-------- SUPPLIED MATERIAL

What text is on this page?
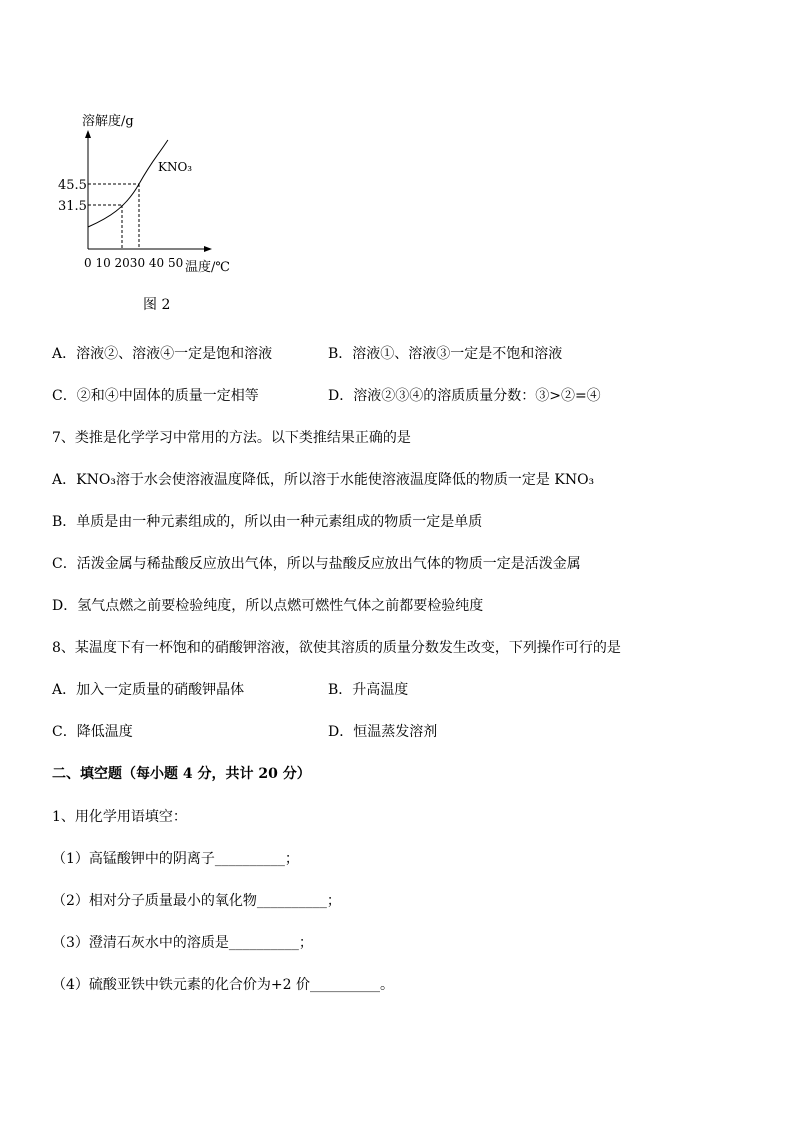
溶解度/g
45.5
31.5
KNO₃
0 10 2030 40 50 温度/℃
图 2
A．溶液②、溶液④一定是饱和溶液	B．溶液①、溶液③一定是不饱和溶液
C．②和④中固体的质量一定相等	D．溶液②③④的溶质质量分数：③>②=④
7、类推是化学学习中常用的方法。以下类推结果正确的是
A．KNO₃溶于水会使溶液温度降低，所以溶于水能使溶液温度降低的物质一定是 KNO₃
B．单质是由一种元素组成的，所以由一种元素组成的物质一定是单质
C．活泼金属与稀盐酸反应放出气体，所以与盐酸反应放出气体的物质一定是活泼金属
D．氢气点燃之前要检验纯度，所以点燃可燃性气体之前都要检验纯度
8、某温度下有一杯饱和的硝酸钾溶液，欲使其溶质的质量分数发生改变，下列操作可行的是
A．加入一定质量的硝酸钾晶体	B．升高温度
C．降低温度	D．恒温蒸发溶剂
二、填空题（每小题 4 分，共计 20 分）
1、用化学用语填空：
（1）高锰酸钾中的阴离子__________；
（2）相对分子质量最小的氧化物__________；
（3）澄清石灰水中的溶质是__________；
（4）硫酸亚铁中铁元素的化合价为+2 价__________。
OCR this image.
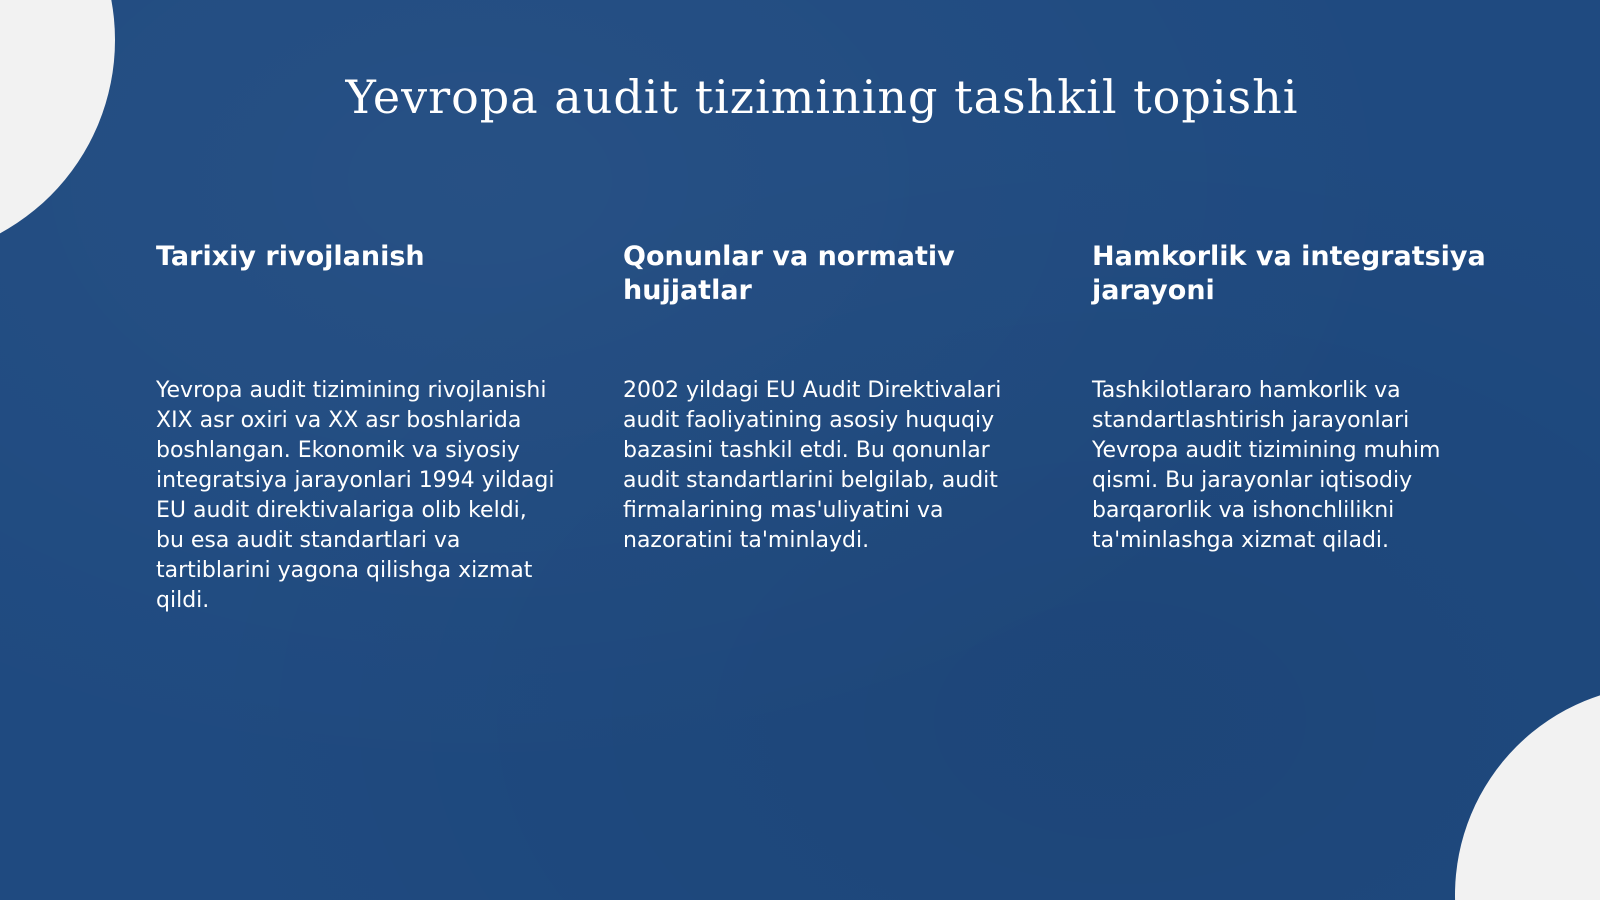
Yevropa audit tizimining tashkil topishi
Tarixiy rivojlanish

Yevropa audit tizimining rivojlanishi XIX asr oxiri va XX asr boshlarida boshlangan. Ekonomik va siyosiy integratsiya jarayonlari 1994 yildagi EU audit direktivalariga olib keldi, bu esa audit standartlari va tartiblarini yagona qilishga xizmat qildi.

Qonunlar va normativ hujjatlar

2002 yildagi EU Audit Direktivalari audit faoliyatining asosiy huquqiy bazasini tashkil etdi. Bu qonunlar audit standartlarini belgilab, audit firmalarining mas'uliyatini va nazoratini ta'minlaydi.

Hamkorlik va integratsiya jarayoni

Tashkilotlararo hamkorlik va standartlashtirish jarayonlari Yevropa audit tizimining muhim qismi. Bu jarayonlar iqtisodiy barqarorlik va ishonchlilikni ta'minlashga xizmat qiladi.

----------------

__GOAL__
Write out all the entries exactly, except for the pictures.

__SOLUTION FOR THIS EXERCISE__
What text is on this page?
溶解度/g
45.5
31.5
KNO₃
0 10 2030 40 50 温度/℃
图 2
A．溶液②、溶液④一定是饱和溶液	B．溶液①、溶液③一定是不饱和溶液
C．②和④中固体的质量一定相等	D．溶液②③④的溶质质量分数：③>②=④
7、类推是化学学习中常用的方法。以下类推结果正确的是
A．KNO₃溶于水会使溶液温度降低，所以溶于水能使溶液温度降低的物质一定是 KNO₃
B．单质是由一种元素组成的，所以由一种元素组成的物质一定是单质
C．活泼金属与稀盐酸反应放出气体，所以与盐酸反应放出气体的物质一定是活泼金属
D．氢气点燃之前要检验纯度，所以点燃可燃性气体之前都要检验纯度
8、某温度下有一杯饱和的硝酸钾溶液，欲使其溶质的质量分数发生改变，下列操作可行的是
A．加入一定质量的硝酸钾晶体	B．升高温度
C．降低温度	D．恒温蒸发溶剂
二、填空题（每小题 4 分，共计 20 分）
1、用化学用语填空：
（1）高锰酸钾中的阴离子__________；
（2）相对分子质量最小的氧化物__________；
（3）澄清石灰水中的溶质是__________；
（4）硫酸亚铁中铁元素的化合价为+2 价__________。
OCR this image.
Yevropa audit tizimining tashkil topishi
Tarixiy rivojlanish

Yevropa audit tizimining rivojlanishi XIX asr oxiri va XX asr boshlarida boshlangan. Ekonomik va siyosiy integratsiya jarayonlari 1994 yildagi EU audit direktivalariga olib keldi, bu esa audit standartlari va tartiblarini yagona qilishga xizmat qildi.

Qonunlar va normativ hujjatlar

2002 yildagi EU Audit Direktivalari audit faoliyatining asosiy huquqiy bazasini tashkil etdi. Bu qonunlar audit standartlarini belgilab, audit firmalarining mas'uliyatini va nazoratini ta'minlaydi.

Hamkorlik va integratsiya jarayoni

Tashkilotlararo hamkorlik va standartlashtirish jarayonlari Yevropa audit tizimining muhim qismi. Bu jarayonlar iqtisodiy barqarorlik va ishonchlilikni ta'minlashga xizmat qiladi.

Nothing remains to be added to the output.